*Exercise instructions*.
In your copy, reproduce the entries exactly as they are, minus the images.
———
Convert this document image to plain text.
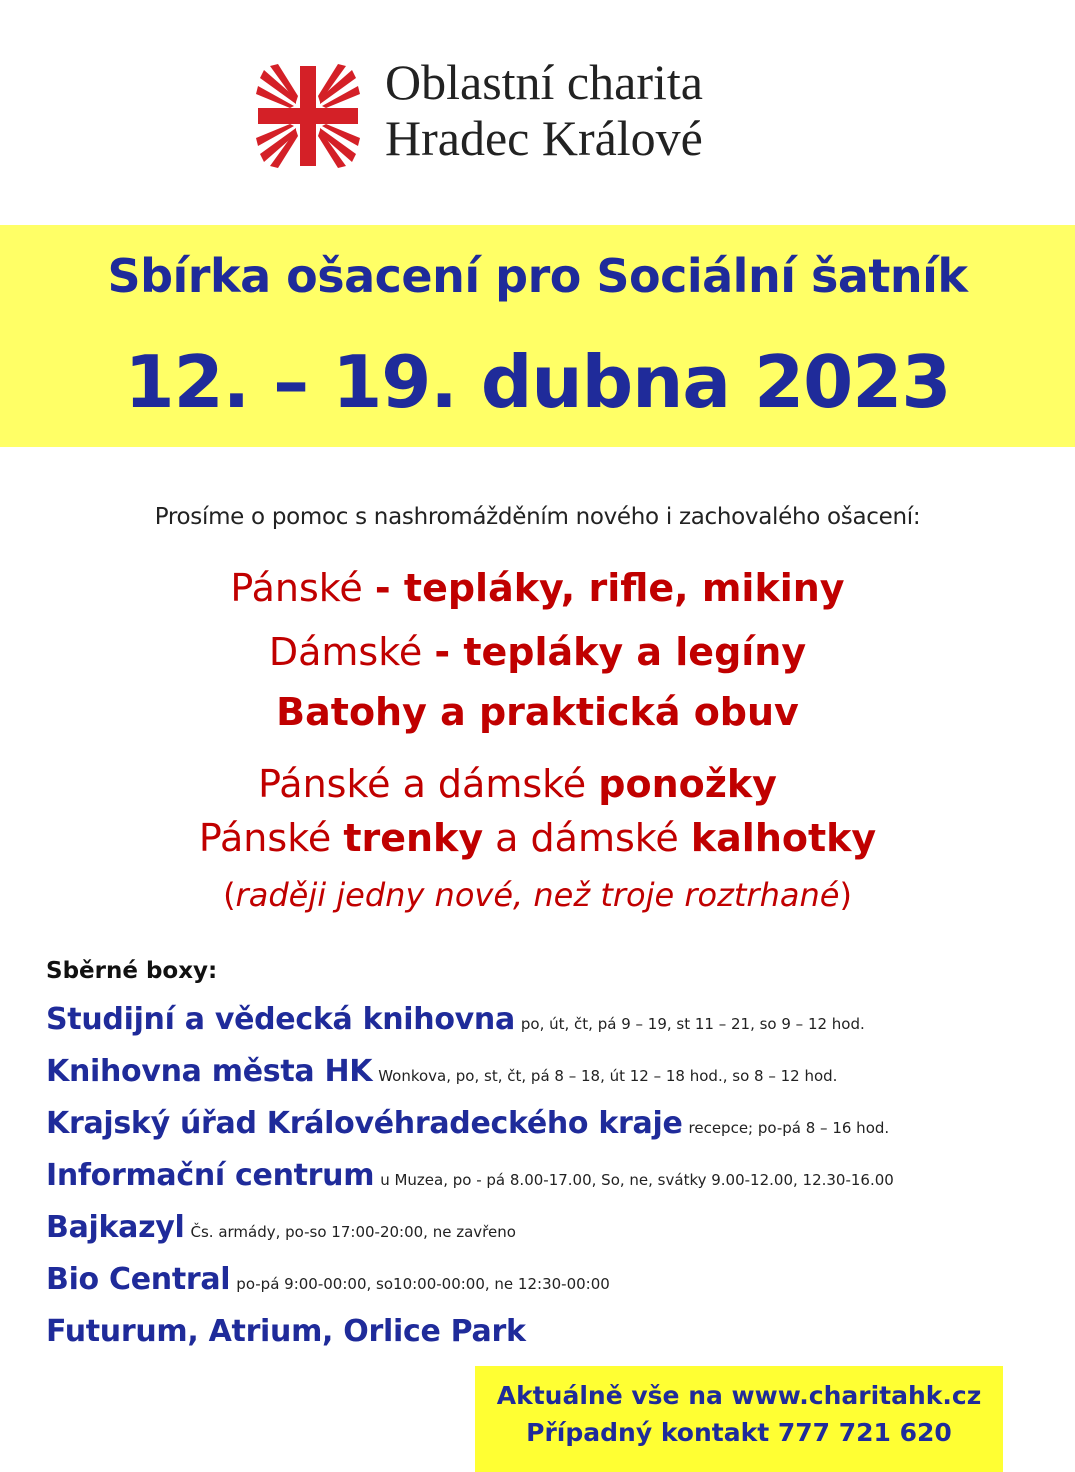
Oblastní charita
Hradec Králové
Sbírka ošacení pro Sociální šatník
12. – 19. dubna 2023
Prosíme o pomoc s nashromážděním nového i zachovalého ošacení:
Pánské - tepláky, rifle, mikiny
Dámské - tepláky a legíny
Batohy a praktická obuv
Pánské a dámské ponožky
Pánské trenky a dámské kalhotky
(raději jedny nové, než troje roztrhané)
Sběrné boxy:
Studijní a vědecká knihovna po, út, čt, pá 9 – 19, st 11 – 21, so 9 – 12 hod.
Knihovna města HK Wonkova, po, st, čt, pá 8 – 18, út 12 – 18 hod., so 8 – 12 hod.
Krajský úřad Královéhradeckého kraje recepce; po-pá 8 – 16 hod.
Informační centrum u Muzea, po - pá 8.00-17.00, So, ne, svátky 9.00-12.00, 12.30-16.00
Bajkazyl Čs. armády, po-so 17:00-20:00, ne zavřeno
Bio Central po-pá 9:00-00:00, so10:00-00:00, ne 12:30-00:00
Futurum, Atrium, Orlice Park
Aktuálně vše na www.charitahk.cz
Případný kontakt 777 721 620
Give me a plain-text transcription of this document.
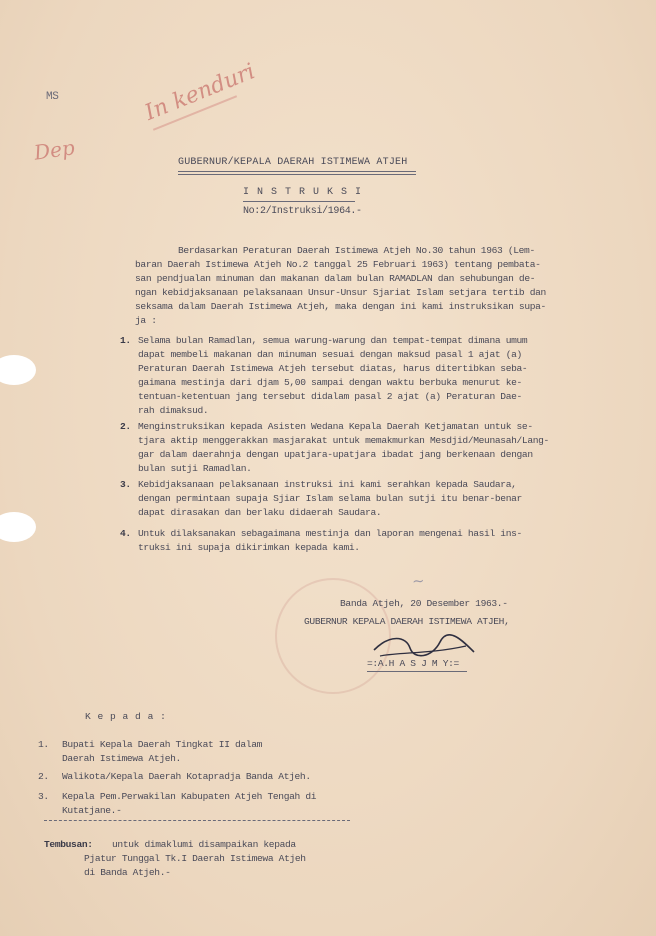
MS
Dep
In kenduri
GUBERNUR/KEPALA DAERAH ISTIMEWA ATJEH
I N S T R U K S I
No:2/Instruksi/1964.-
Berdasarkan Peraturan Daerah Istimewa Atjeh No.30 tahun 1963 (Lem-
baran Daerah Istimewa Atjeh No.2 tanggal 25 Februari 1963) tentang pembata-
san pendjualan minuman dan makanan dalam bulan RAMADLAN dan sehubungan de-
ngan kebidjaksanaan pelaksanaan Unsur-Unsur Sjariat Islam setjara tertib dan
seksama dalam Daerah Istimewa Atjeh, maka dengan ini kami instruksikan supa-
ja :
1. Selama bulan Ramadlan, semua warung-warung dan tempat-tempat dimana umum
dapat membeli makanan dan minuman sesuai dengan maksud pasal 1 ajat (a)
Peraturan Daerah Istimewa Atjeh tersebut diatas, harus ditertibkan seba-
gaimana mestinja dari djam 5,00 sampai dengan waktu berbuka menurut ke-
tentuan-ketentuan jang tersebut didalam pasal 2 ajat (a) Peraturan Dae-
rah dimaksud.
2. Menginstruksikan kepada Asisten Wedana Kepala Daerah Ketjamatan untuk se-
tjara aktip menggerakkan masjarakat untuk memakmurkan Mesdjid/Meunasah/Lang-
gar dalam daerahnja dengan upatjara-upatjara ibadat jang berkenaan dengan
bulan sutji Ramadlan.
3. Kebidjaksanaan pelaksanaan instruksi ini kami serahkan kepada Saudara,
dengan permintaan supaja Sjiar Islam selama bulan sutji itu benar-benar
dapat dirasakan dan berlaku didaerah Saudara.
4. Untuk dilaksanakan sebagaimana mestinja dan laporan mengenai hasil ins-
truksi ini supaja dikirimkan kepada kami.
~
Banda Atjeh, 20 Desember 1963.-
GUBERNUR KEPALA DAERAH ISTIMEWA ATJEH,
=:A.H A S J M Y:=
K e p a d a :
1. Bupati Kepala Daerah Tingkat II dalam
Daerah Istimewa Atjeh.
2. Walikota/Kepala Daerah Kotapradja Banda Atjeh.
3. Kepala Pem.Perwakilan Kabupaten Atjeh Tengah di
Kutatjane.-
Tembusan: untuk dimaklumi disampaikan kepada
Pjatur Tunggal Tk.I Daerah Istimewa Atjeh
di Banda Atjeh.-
———
*Full response*.
Convert this document image to plain text.
Oblastní charita
Hradec Králové
Sbírka ošacení pro Sociální šatník
12. – 19. dubna 2023
Prosíme o pomoc s nashromážděním nového i zachovalého ošacení:
Pánské - tepláky, rifle, mikiny
Dámské - tepláky a legíny
Batohy a praktická obuv
Pánské a dámské ponožky
Pánské trenky a dámské kalhotky
(raději jedny nové, než troje roztrhané)
Sběrné boxy:
Studijní a vědecká knihovna po, út, čt, pá 9 – 19, st 11 – 21, so 9 – 12 hod.
Knihovna města HK Wonkova, po, st, čt, pá 8 – 18, út 12 – 18 hod., so 8 – 12 hod.
Krajský úřad Královéhradeckého kraje recepce; po-pá 8 – 16 hod.
Informační centrum u Muzea, po - pá 8.00-17.00, So, ne, svátky 9.00-12.00, 12.30-16.00
Bajkazyl Čs. armády, po-so 17:00-20:00, ne zavřeno
Bio Central po-pá 9:00-00:00, so10:00-00:00, ne 12:30-00:00
Futurum, Atrium, Orlice Park
Aktuálně vše na www.charitahk.cz
Případný kontakt 777 721 620
Give me a plain-text transcription of this document.
MS
Dep
In kenduri
GUBERNUR/KEPALA DAERAH ISTIMEWA ATJEH
I N S T R U K S I
No:2/Instruksi/1964.-
Berdasarkan Peraturan Daerah Istimewa Atjeh No.30 tahun 1963 (Lem-
baran Daerah Istimewa Atjeh No.2 tanggal 25 Februari 1963) tentang pembata-
san pendjualan minuman dan makanan dalam bulan RAMADLAN dan sehubungan de-
ngan kebidjaksanaan pelaksanaan Unsur-Unsur Sjariat Islam setjara tertib dan
seksama dalam Daerah Istimewa Atjeh, maka dengan ini kami instruksikan supa-
ja :
1. Selama bulan Ramadlan, semua warung-warung dan tempat-tempat dimana umum
dapat membeli makanan dan minuman sesuai dengan maksud pasal 1 ajat (a)
Peraturan Daerah Istimewa Atjeh tersebut diatas, harus ditertibkan seba-
gaimana mestinja dari djam 5,00 sampai dengan waktu berbuka menurut ke-
tentuan-ketentuan jang tersebut didalam pasal 2 ajat (a) Peraturan Dae-
rah dimaksud.
2. Menginstruksikan kepada Asisten Wedana Kepala Daerah Ketjamatan untuk se-
tjara aktip menggerakkan masjarakat untuk memakmurkan Mesdjid/Meunasah/Lang-
gar dalam daerahnja dengan upatjara-upatjara ibadat jang berkenaan dengan
bulan sutji Ramadlan.
3. Kebidjaksanaan pelaksanaan instruksi ini kami serahkan kepada Saudara,
dengan permintaan supaja Sjiar Islam selama bulan sutji itu benar-benar
dapat dirasakan dan berlaku didaerah Saudara.
4. Untuk dilaksanakan sebagaimana mestinja dan laporan mengenai hasil ins-
truksi ini supaja dikirimkan kepada kami.
~
Banda Atjeh, 20 Desember 1963.-
GUBERNUR KEPALA DAERAH ISTIMEWA ATJEH,
=:A.H A S J M Y:=
K e p a d a :
1. Bupati Kepala Daerah Tingkat II dalam
Daerah Istimewa Atjeh.
2. Walikota/Kepala Daerah Kotapradja Banda Atjeh.
3. Kepala Pem.Perwakilan Kabupaten Atjeh Tengah di
Kutatjane.-
Tembusan: untuk dimaklumi disampaikan kepada
Pjatur Tunggal Tk.I Daerah Istimewa Atjeh
di Banda Atjeh.-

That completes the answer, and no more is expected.